**Instructions to follow**.
Format the lines starting at the very top and ending at the line that contains "required-mark: * [110,152,115,166]" as a JSON list of strings, one string per line, with blank lines left out.

::: Records for processing

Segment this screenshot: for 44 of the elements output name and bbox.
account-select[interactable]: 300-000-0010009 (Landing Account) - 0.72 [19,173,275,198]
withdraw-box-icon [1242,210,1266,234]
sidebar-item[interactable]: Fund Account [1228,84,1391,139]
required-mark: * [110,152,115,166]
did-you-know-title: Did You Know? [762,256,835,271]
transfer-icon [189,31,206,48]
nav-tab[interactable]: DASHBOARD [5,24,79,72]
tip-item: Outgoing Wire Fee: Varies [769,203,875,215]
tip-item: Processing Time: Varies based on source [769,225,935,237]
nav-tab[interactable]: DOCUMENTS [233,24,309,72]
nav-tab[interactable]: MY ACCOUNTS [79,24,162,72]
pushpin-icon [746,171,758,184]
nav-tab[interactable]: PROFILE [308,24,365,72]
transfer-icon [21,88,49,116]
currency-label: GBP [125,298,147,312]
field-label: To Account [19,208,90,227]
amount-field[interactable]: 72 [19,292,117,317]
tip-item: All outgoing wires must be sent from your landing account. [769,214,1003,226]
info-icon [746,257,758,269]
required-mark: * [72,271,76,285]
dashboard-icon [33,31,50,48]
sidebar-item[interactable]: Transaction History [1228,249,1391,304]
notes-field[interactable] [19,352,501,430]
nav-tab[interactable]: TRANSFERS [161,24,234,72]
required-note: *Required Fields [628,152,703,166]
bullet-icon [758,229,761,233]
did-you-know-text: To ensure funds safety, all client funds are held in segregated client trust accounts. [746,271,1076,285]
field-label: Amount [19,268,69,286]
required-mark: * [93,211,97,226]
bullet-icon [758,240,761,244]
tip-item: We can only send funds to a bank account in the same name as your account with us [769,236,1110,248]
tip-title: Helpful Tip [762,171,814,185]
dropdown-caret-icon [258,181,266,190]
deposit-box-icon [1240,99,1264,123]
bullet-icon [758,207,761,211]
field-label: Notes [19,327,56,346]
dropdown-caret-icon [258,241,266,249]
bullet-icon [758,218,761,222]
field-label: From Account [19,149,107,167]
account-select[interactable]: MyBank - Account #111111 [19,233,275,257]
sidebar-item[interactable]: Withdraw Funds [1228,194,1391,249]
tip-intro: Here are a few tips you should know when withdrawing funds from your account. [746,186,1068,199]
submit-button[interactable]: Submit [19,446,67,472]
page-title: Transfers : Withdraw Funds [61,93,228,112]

::::::

**Output below**.
[
  "Segment this screenshot: for 44 of the elements output name and bbox.",
  "account-select[interactable]: 300-000-0010009 (Landing Account) - 0.72 [19,173,275,198]",
  "withdraw-box-icon [1242,210,1266,234]",
  "sidebar-item[interactable]: Fund Account [1228,84,1391,139]",
  "required-mark: * [110,152,115,166]"
]